WRITTEN INSTRUCTION:
Among the records below, find each line that includes the string "Classic" and copy it.

Extracted records:
________________________________________

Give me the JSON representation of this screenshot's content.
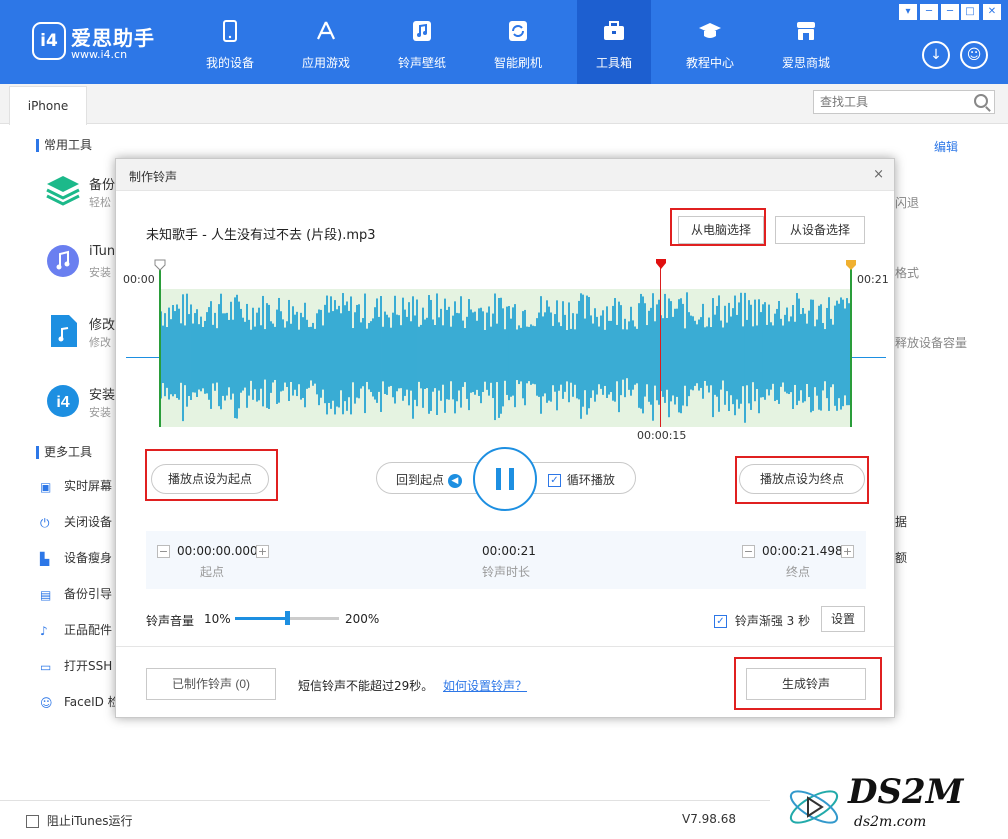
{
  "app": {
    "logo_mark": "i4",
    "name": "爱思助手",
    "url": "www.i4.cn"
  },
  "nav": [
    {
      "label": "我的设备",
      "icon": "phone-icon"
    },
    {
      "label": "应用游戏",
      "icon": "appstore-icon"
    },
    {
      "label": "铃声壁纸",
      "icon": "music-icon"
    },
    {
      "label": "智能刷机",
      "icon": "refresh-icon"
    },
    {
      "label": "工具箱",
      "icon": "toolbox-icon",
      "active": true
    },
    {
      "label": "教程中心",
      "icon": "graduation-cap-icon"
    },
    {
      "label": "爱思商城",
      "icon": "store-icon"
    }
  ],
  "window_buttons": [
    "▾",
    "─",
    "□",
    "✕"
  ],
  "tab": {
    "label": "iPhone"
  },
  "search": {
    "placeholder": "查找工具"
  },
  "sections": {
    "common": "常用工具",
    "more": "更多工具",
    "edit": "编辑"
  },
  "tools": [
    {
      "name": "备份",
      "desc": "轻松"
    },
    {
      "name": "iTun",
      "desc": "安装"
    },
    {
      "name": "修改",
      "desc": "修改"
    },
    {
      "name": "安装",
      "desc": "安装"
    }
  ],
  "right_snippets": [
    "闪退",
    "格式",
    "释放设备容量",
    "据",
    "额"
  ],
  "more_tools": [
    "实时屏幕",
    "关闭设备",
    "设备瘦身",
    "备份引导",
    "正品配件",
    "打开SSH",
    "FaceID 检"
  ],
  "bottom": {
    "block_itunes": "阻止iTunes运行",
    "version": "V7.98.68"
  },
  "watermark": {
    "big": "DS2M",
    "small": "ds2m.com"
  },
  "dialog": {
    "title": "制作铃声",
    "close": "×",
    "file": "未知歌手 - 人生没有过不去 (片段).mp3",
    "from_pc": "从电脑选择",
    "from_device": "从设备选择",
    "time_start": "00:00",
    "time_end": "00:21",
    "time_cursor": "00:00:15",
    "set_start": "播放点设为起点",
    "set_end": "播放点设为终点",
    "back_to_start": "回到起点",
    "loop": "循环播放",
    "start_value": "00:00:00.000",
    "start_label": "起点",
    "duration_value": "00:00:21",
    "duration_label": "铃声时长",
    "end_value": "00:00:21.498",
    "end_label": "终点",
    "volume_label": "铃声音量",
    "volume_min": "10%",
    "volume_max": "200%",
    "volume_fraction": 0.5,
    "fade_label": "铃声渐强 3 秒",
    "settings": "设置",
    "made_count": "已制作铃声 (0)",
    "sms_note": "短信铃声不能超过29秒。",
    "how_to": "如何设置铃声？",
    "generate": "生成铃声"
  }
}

________________________________________

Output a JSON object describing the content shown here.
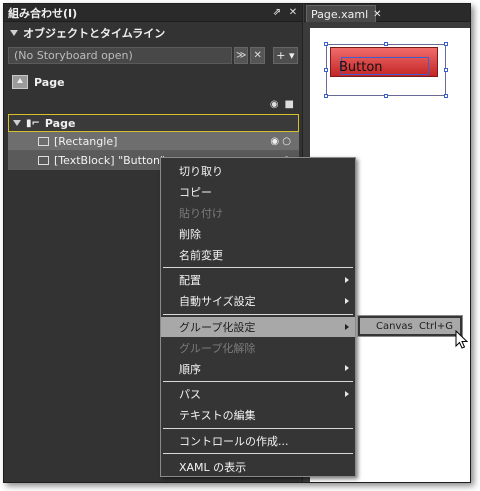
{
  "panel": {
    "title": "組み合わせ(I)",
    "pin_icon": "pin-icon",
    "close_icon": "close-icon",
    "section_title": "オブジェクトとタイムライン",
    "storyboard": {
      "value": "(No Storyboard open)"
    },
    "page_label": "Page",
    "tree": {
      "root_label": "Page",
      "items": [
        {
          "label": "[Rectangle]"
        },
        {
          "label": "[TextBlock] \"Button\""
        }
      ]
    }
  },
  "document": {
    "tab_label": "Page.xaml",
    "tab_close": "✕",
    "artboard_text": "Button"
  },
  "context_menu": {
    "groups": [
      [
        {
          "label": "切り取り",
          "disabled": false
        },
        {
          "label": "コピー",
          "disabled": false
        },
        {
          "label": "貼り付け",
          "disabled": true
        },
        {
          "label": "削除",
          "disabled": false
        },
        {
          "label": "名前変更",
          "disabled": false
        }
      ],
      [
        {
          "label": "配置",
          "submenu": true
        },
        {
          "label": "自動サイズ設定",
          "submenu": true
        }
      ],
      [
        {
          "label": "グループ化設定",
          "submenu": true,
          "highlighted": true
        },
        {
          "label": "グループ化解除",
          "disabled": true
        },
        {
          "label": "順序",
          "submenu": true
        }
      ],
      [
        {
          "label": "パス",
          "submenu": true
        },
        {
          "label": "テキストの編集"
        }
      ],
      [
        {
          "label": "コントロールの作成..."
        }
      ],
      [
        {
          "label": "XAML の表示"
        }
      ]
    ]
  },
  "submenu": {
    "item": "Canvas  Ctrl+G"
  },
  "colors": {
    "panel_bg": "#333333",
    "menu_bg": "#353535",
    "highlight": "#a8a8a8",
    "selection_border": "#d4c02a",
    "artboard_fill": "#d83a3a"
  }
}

________________________________________

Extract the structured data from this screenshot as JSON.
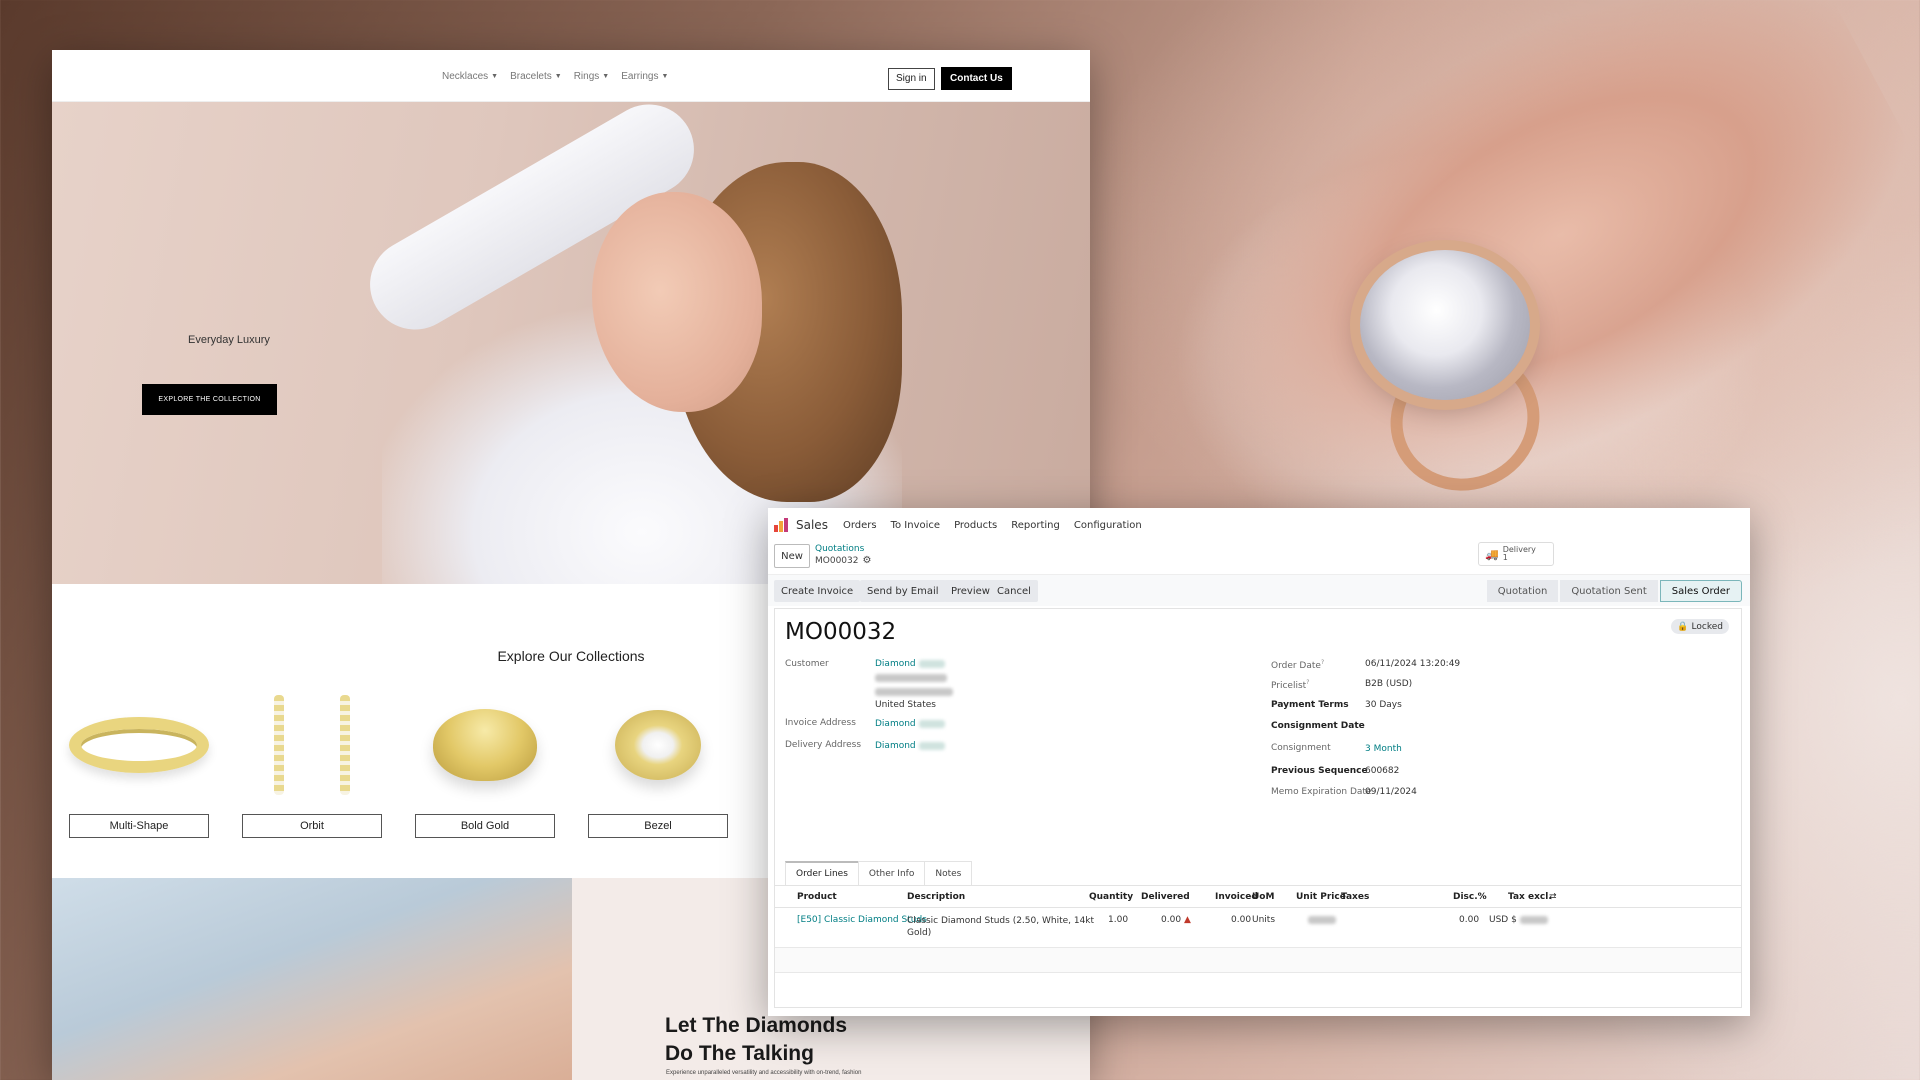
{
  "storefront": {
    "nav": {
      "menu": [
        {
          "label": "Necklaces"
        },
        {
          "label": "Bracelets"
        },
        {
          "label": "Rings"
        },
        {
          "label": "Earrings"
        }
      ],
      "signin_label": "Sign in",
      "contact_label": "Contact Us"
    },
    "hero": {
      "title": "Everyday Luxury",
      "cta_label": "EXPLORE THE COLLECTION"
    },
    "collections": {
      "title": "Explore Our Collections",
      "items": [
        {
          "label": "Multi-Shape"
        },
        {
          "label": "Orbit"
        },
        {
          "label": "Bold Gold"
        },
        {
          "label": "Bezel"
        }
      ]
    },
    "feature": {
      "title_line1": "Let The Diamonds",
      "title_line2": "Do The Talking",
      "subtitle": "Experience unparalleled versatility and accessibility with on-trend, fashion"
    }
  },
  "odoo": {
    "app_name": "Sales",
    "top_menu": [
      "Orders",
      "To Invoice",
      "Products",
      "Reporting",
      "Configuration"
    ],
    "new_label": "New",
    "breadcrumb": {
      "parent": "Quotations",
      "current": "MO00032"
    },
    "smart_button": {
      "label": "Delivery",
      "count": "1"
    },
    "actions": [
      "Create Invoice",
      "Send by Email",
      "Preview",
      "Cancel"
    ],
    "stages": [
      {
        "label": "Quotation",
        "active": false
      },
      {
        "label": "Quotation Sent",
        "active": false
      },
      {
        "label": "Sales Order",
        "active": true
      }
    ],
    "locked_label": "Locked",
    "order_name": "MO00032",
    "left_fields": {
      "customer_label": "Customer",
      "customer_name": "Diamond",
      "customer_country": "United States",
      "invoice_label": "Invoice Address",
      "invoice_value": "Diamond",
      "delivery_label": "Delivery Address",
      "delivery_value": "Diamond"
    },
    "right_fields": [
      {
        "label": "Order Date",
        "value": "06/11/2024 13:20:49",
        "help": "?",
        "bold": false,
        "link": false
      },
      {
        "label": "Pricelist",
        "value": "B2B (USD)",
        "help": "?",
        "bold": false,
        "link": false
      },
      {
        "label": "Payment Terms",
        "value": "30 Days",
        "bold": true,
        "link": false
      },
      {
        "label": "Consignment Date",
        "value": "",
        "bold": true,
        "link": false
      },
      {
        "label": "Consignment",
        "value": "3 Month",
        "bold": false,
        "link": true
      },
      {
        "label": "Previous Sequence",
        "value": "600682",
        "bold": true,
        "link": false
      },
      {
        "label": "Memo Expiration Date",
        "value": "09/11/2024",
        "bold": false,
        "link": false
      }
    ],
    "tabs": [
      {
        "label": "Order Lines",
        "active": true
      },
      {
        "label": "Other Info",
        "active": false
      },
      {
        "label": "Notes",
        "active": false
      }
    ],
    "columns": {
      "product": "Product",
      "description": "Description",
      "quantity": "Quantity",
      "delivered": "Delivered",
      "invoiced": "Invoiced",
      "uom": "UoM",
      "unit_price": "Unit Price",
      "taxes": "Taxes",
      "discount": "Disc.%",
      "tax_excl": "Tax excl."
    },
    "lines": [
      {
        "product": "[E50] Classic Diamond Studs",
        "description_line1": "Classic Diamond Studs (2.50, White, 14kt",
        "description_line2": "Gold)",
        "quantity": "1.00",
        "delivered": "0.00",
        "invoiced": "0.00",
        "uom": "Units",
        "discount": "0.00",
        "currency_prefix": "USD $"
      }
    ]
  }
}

________________________________________

WRITTEN ANSWER:
        "product": "[E50] Classic Diamond Studs",
        "description_line1": "Classic Diamond Studs (2.50, White, 14kt",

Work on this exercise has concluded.